• Challenge
Report how many lines hold the word "sạch"; give nothing but the number.

Records contained in a dataset:
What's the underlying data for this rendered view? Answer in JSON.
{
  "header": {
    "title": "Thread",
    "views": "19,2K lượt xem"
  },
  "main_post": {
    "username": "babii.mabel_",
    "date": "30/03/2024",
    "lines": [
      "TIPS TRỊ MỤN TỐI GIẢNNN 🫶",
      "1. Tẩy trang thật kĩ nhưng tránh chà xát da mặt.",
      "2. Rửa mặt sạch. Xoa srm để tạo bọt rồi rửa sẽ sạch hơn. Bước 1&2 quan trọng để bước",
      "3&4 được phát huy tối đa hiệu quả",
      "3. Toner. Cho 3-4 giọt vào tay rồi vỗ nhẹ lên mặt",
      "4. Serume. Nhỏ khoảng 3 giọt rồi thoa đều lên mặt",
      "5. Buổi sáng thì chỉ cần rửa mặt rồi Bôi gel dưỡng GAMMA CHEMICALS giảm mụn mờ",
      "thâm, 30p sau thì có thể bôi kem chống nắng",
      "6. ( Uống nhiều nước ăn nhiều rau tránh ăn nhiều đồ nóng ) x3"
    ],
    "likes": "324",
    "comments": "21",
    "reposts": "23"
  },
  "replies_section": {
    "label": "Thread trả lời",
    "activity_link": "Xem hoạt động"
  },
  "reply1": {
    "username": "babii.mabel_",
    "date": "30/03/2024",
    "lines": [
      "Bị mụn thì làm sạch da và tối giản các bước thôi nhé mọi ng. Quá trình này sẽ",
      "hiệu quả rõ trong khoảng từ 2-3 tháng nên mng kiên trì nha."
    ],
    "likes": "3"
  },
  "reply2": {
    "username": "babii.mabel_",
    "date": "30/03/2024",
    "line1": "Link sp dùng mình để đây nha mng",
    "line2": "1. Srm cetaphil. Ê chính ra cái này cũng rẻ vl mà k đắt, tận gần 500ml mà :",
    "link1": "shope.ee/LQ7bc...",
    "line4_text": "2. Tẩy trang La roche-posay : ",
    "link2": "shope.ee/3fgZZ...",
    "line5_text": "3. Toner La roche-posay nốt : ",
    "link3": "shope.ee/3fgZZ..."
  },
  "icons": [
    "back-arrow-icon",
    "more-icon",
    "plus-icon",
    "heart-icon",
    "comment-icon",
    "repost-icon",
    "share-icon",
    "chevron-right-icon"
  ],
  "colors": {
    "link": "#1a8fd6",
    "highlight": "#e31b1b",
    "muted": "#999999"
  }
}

• Response to this task
2